### Available data
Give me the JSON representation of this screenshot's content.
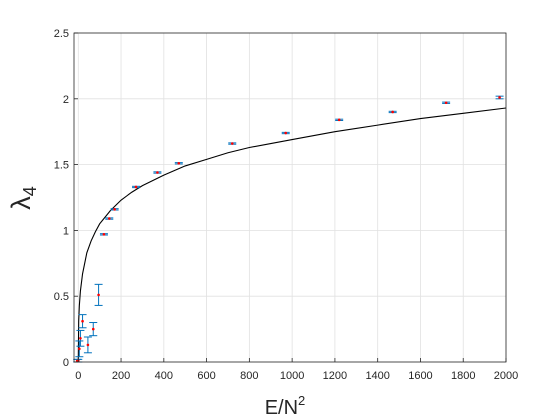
{
  "chart_data": {
    "type": "scatter",
    "title": "",
    "xlabel": {
      "base": "E/N",
      "sup": "2"
    },
    "ylabel": {
      "base": "λ",
      "sub": "4"
    },
    "xlim": [
      -20,
      2000
    ],
    "ylim": [
      0,
      2.5
    ],
    "xticks": [
      0,
      200,
      400,
      600,
      800,
      1000,
      1200,
      1400,
      1600,
      1800,
      2000
    ],
    "yticks": [
      0,
      0.5,
      1,
      1.5,
      2,
      2.5
    ],
    "grid": true,
    "legend": "none",
    "series": [
      {
        "kind": "errorbar",
        "points": [
          {
            "x": -5,
            "y": 0.01,
            "err": 0.01
          },
          {
            "x": 0,
            "y": 0.01,
            "err": 0.01
          },
          {
            "x": 5,
            "y": 0.1,
            "err": 0.06
          },
          {
            "x": 10,
            "y": 0.18,
            "err": 0.06
          },
          {
            "x": 20,
            "y": 0.31,
            "err": 0.05
          },
          {
            "x": 45,
            "y": 0.13,
            "err": 0.06
          },
          {
            "x": 70,
            "y": 0.25,
            "err": 0.05
          },
          {
            "x": 95,
            "y": 0.51,
            "err": 0.08
          },
          {
            "x": 120,
            "y": 0.97,
            "err": 0.005
          },
          {
            "x": 145,
            "y": 1.09,
            "err": 0.005
          },
          {
            "x": 170,
            "y": 1.16,
            "err": 0.005
          },
          {
            "x": 270,
            "y": 1.33,
            "err": 0.005
          },
          {
            "x": 370,
            "y": 1.44,
            "err": 0.005
          },
          {
            "x": 470,
            "y": 1.51,
            "err": 0.005
          },
          {
            "x": 720,
            "y": 1.66,
            "err": 0.005
          },
          {
            "x": 970,
            "y": 1.74,
            "err": 0.005
          },
          {
            "x": 1220,
            "y": 1.84,
            "err": 0.005
          },
          {
            "x": 1470,
            "y": 1.9,
            "err": 0.005
          },
          {
            "x": 1720,
            "y": 1.97,
            "err": 0.005
          },
          {
            "x": 1970,
            "y": 2.01,
            "err": 0.01
          }
        ]
      },
      {
        "kind": "line",
        "x": [
          0,
          2,
          5,
          10,
          20,
          40,
          60,
          80,
          100,
          125,
          150,
          200,
          250,
          300,
          400,
          500,
          600,
          700,
          800,
          900,
          1000,
          1200,
          1400,
          1600,
          1800,
          2000
        ],
        "y": [
          0,
          0.31,
          0.43,
          0.54,
          0.67,
          0.83,
          0.92,
          0.99,
          1.05,
          1.1,
          1.15,
          1.23,
          1.29,
          1.34,
          1.42,
          1.49,
          1.54,
          1.59,
          1.63,
          1.66,
          1.69,
          1.75,
          1.8,
          1.85,
          1.89,
          1.93
        ]
      }
    ]
  },
  "colors": {
    "errorbar": "#0072bd",
    "marker": "#ff0000",
    "curve": "#000000",
    "grid": "#e1e1e1",
    "axis": "#262626"
  }
}
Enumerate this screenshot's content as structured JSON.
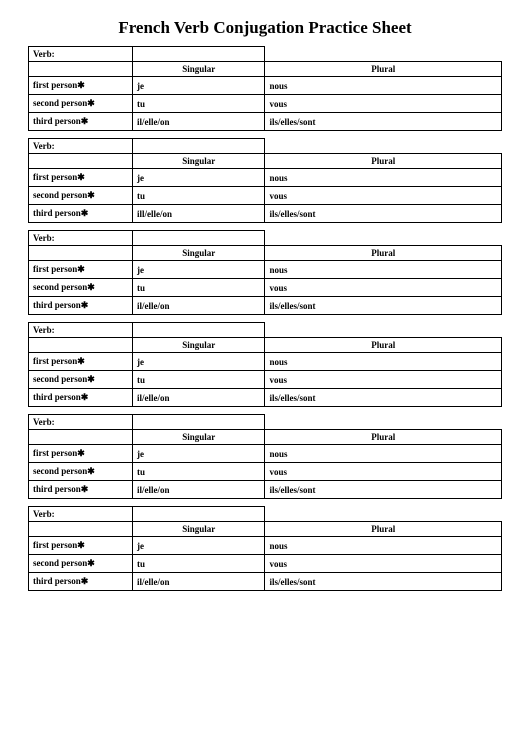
{
  "title": "French Verb Conjugation Practice Sheet",
  "verb_label": "Verb:",
  "header_singular": "Singular",
  "header_plural": "Plural",
  "rows": {
    "first": {
      "label": "first person",
      "sing": "je",
      "plur": "nous"
    },
    "second": {
      "label": "second person",
      "sing": "tu",
      "plur": "vous"
    },
    "third": {
      "label": "third person",
      "sing_default": "il/elle/on",
      "sing_variant": "ill/elle/on",
      "plur": "ils/elles/sont"
    }
  },
  "blocks": [
    {
      "third_sing_key": "sing_default"
    },
    {
      "third_sing_key": "sing_variant"
    },
    {
      "third_sing_key": "sing_default"
    },
    {
      "third_sing_key": "sing_default"
    },
    {
      "third_sing_key": "sing_default"
    },
    {
      "third_sing_key": "sing_default"
    }
  ],
  "star": "✱"
}
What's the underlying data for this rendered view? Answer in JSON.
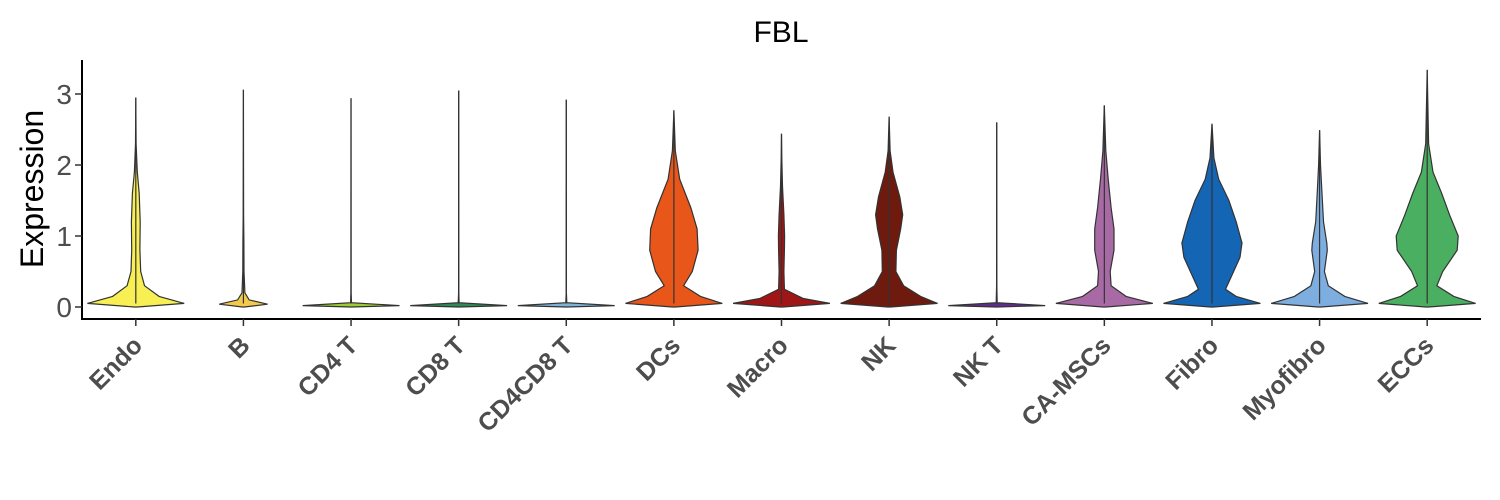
{
  "chart_data": {
    "type": "violin",
    "title": "FBL",
    "xlabel": "",
    "ylabel": "Expression",
    "ylim": [
      -0.15,
      3.5
    ],
    "yticks": [
      0,
      1,
      2,
      3
    ],
    "grid": false,
    "legend": "none",
    "categories": [
      "Endo",
      "B",
      "CD4 T",
      "CD8 T",
      "CD4CD8 T",
      "DCs",
      "Macro",
      "NK",
      "NK T",
      "CA-MSCs",
      "Fibro",
      "Myofibro",
      "ECCs"
    ],
    "colors": [
      "#F8EF54",
      "#F2C94C",
      "#9ACD32",
      "#2E8B57",
      "#7FB3D5",
      "#E8561A",
      "#A01515",
      "#6E1A0E",
      "#5E2E8A",
      "#A86AA4",
      "#1565B5",
      "#7DAEDF",
      "#4BAF62"
    ],
    "max_values": [
      2.95,
      3.06,
      2.94,
      3.05,
      2.92,
      2.77,
      2.44,
      2.68,
      2.6,
      2.84,
      2.58,
      2.49,
      3.34
    ],
    "density_profiles": [
      [
        [
          0,
          0.03
        ],
        [
          0.05,
          1
        ],
        [
          0.15,
          0.48
        ],
        [
          0.3,
          0.18
        ],
        [
          0.5,
          0.1
        ],
        [
          0.8,
          0.085
        ],
        [
          1.2,
          0.09
        ],
        [
          1.6,
          0.07
        ],
        [
          1.9,
          0.03
        ],
        [
          2.3,
          0.006
        ],
        [
          2.95,
          0
        ]
      ],
      [
        [
          0,
          0.02
        ],
        [
          0.04,
          0.5
        ],
        [
          0.1,
          0.12
        ],
        [
          0.2,
          0.03
        ],
        [
          0.5,
          0.012
        ],
        [
          0.9,
          0.01
        ],
        [
          1.3,
          0.004
        ],
        [
          2,
          0.002
        ],
        [
          3.06,
          0
        ]
      ],
      [
        [
          0,
          0.01
        ],
        [
          0.02,
          1
        ],
        [
          0.06,
          0.01
        ],
        [
          0.2,
          0.002
        ],
        [
          2.94,
          0
        ]
      ],
      [
        [
          0,
          0.01
        ],
        [
          0.02,
          1
        ],
        [
          0.06,
          0.01
        ],
        [
          0.2,
          0.002
        ],
        [
          3.05,
          0
        ]
      ],
      [
        [
          0,
          0.01
        ],
        [
          0.02,
          1
        ],
        [
          0.06,
          0.01
        ],
        [
          0.2,
          0.002
        ],
        [
          2.92,
          0
        ]
      ],
      [
        [
          0,
          0.03
        ],
        [
          0.05,
          1
        ],
        [
          0.15,
          0.55
        ],
        [
          0.3,
          0.2
        ],
        [
          0.5,
          0.38
        ],
        [
          0.8,
          0.5
        ],
        [
          1.1,
          0.48
        ],
        [
          1.4,
          0.35
        ],
        [
          1.8,
          0.12
        ],
        [
          2.2,
          0.03
        ],
        [
          2.77,
          0
        ]
      ],
      [
        [
          0,
          0.03
        ],
        [
          0.05,
          1
        ],
        [
          0.12,
          0.45
        ],
        [
          0.25,
          0.06
        ],
        [
          0.5,
          0.05
        ],
        [
          0.8,
          0.06
        ],
        [
          1,
          0.065
        ],
        [
          1.3,
          0.05
        ],
        [
          1.7,
          0.02
        ],
        [
          2.1,
          0.006
        ],
        [
          2.44,
          0
        ]
      ],
      [
        [
          0,
          0.03
        ],
        [
          0.05,
          1
        ],
        [
          0.15,
          0.65
        ],
        [
          0.3,
          0.3
        ],
        [
          0.5,
          0.14
        ],
        [
          0.8,
          0.15
        ],
        [
          1.1,
          0.24
        ],
        [
          1.3,
          0.28
        ],
        [
          1.55,
          0.22
        ],
        [
          1.9,
          0.08
        ],
        [
          2.2,
          0.02
        ],
        [
          2.68,
          0
        ]
      ],
      [
        [
          0,
          0.01
        ],
        [
          0.02,
          1
        ],
        [
          0.06,
          0.01
        ],
        [
          0.3,
          0.002
        ],
        [
          2.6,
          0
        ]
      ],
      [
        [
          0,
          0.03
        ],
        [
          0.05,
          1
        ],
        [
          0.15,
          0.45
        ],
        [
          0.3,
          0.14
        ],
        [
          0.5,
          0.12
        ],
        [
          0.8,
          0.2
        ],
        [
          1.1,
          0.2
        ],
        [
          1.4,
          0.14
        ],
        [
          1.8,
          0.08
        ],
        [
          2.2,
          0.03
        ],
        [
          2.84,
          0
        ]
      ],
      [
        [
          0,
          0.03
        ],
        [
          0.05,
          1
        ],
        [
          0.15,
          0.5
        ],
        [
          0.25,
          0.28
        ],
        [
          0.4,
          0.38
        ],
        [
          0.7,
          0.58
        ],
        [
          0.9,
          0.62
        ],
        [
          1.2,
          0.5
        ],
        [
          1.5,
          0.35
        ],
        [
          1.8,
          0.14
        ],
        [
          2.1,
          0.04
        ],
        [
          2.58,
          0
        ]
      ],
      [
        [
          0,
          0.03
        ],
        [
          0.05,
          1
        ],
        [
          0.15,
          0.52
        ],
        [
          0.3,
          0.18
        ],
        [
          0.5,
          0.1
        ],
        [
          0.8,
          0.16
        ],
        [
          0.9,
          0.15
        ],
        [
          1.2,
          0.08
        ],
        [
          1.6,
          0.05
        ],
        [
          2,
          0.02
        ],
        [
          2.49,
          0
        ]
      ],
      [
        [
          0,
          0.03
        ],
        [
          0.05,
          1
        ],
        [
          0.15,
          0.55
        ],
        [
          0.3,
          0.2
        ],
        [
          0.5,
          0.32
        ],
        [
          0.8,
          0.62
        ],
        [
          1,
          0.64
        ],
        [
          1.3,
          0.46
        ],
        [
          1.6,
          0.3
        ],
        [
          1.9,
          0.12
        ],
        [
          2.3,
          0.03
        ],
        [
          3.34,
          0
        ]
      ]
    ]
  }
}
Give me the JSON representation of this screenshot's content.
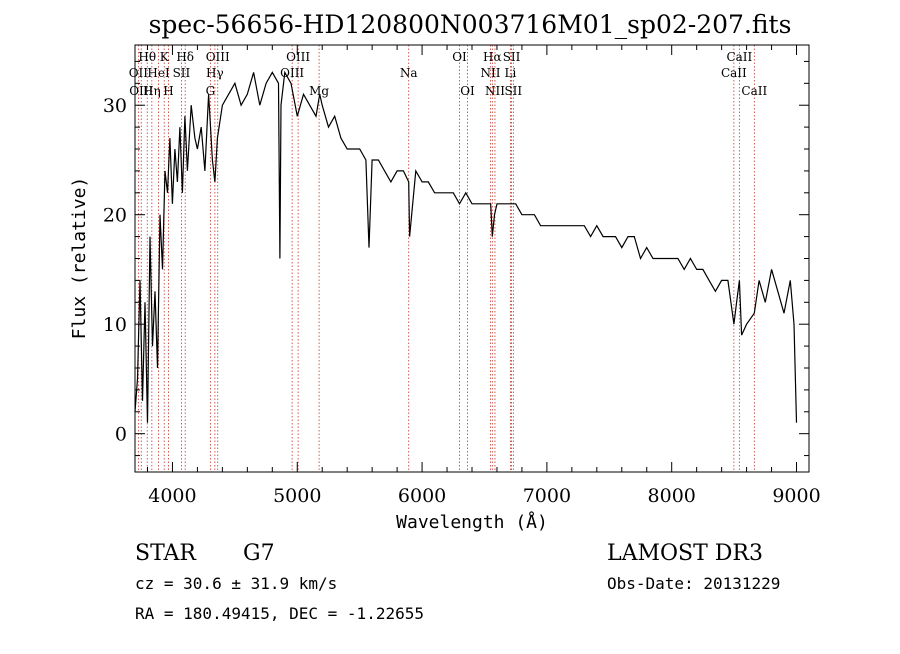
{
  "chart_data": {
    "type": "line",
    "title": "spec-56656-HD120800N003716M01_sp02-207.fits",
    "xlabel": "Wavelength (Å)",
    "ylabel": "Flux (relative)",
    "xlim": [
      3700,
      9100
    ],
    "ylim": [
      -3.5,
      35.5
    ],
    "xticks": [
      4000,
      5000,
      6000,
      7000,
      8000,
      9000
    ],
    "yticks": [
      0,
      10,
      20,
      30
    ],
    "grid": false,
    "series": [
      {
        "color": "#000000",
        "x": [
          3700,
          3720,
          3740,
          3760,
          3780,
          3800,
          3820,
          3840,
          3860,
          3880,
          3900,
          3920,
          3940,
          3960,
          3980,
          4000,
          4020,
          4040,
          4060,
          4080,
          4100,
          4120,
          4150,
          4180,
          4200,
          4230,
          4260,
          4290,
          4300,
          4320,
          4340,
          4360,
          4400,
          4450,
          4500,
          4550,
          4600,
          4650,
          4700,
          4750,
          4800,
          4850,
          4861,
          4870,
          4900,
          4950,
          5000,
          5050,
          5100,
          5150,
          5180,
          5200,
          5250,
          5300,
          5350,
          5400,
          5450,
          5500,
          5550,
          5575,
          5600,
          5650,
          5700,
          5750,
          5800,
          5850,
          5893,
          5900,
          5950,
          6000,
          6050,
          6100,
          6150,
          6200,
          6250,
          6300,
          6350,
          6400,
          6450,
          6500,
          6550,
          6563,
          6580,
          6600,
          6650,
          6700,
          6750,
          6800,
          6850,
          6900,
          6950,
          7000,
          7050,
          7100,
          7150,
          7200,
          7250,
          7300,
          7350,
          7400,
          7450,
          7500,
          7550,
          7600,
          7650,
          7700,
          7750,
          7800,
          7850,
          7900,
          7950,
          8000,
          8050,
          8100,
          8150,
          8200,
          8250,
          8300,
          8350,
          8400,
          8450,
          8498,
          8520,
          8542,
          8560,
          8600,
          8662,
          8700,
          8750,
          8800,
          8850,
          8900,
          8950,
          8980,
          9000
        ],
        "y": [
          2,
          5,
          14,
          3,
          12,
          1,
          18,
          8,
          13,
          6,
          20,
          15,
          24,
          22,
          27,
          21,
          26,
          23,
          28,
          22,
          29,
          24,
          30,
          27,
          26,
          28,
          24,
          31,
          29,
          25,
          23,
          27,
          30,
          31,
          32,
          30,
          31,
          33,
          30,
          32,
          33,
          32,
          16,
          30,
          33,
          32,
          29,
          31,
          30,
          29,
          31,
          30,
          28,
          29,
          27,
          26,
          26,
          26,
          25,
          17,
          25,
          25,
          24,
          23,
          24,
          24,
          23,
          18,
          24,
          23,
          23,
          22,
          22,
          22,
          22,
          21,
          22,
          21,
          21,
          21,
          21,
          18,
          20,
          21,
          21,
          21,
          21,
          20,
          20,
          20,
          19,
          19,
          19,
          19,
          19,
          19,
          19,
          19,
          18,
          19,
          18,
          18,
          18,
          17,
          18,
          18,
          16,
          17,
          16,
          16,
          16,
          16,
          16,
          15,
          16,
          15,
          15,
          14,
          13,
          14,
          14,
          10,
          12,
          14,
          9,
          10,
          11,
          14,
          12,
          15,
          13,
          11,
          14,
          10,
          1
        ]
      }
    ],
    "lines": [
      {
        "label": "Hθ",
        "x": 3798,
        "row": 1
      },
      {
        "label": "OII",
        "x": 3727,
        "row": 2
      },
      {
        "label": "OIII",
        "x": 3750,
        "row": 3
      },
      {
        "label": "K",
        "x": 3934,
        "row": 1
      },
      {
        "label": "HeI",
        "x": 3889,
        "row": 2
      },
      {
        "label": "Hη",
        "x": 3835,
        "row": 3
      },
      {
        "label": "Hδ",
        "x": 4102,
        "row": 1
      },
      {
        "label": "SII",
        "x": 4072,
        "row": 2
      },
      {
        "label": "H",
        "x": 3968,
        "row": 3
      },
      {
        "label": "OIII",
        "x": 4363,
        "row": 1
      },
      {
        "label": "Hγ",
        "x": 4340,
        "row": 2
      },
      {
        "label": "G",
        "x": 4304,
        "row": 3
      },
      {
        "label": "OIII",
        "x": 5007,
        "row": 1
      },
      {
        "label": "OIII",
        "x": 4959,
        "row": 2
      },
      {
        "label": "Mg",
        "x": 5175,
        "row": 3
      },
      {
        "label": "Na",
        "x": 5893,
        "row": 2
      },
      {
        "label": "OI",
        "x": 6300,
        "row": 1
      },
      {
        "label": "OI",
        "x": 6364,
        "row": 3
      },
      {
        "label": "Hα",
        "x": 6563,
        "row": 1
      },
      {
        "label": "SII",
        "x": 6717,
        "row": 1
      },
      {
        "label": "NII",
        "x": 6548,
        "row": 2
      },
      {
        "label": "Li",
        "x": 6708,
        "row": 2
      },
      {
        "label": "NII",
        "x": 6584,
        "row": 3
      },
      {
        "label": "SII",
        "x": 6731,
        "row": 3
      },
      {
        "label": "CaII",
        "x": 8542,
        "row": 1
      },
      {
        "label": "CaII",
        "x": 8498,
        "row": 2
      },
      {
        "label": "CaII",
        "x": 8662,
        "row": 3
      }
    ],
    "line_color": "#c0392b"
  },
  "info": {
    "class_label": "STAR",
    "subclass": "G7",
    "survey": "LAMOST DR3",
    "cz": "cz = 30.6 ± 31.9 km/s",
    "obs_date": "Obs-Date: 20131229",
    "coords": "RA = 180.49415, DEC =  -1.22655"
  }
}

### Task statement
Determine the number of lines in the listing that hold the word "person", and supply that number and nothing further.

### Final answer
3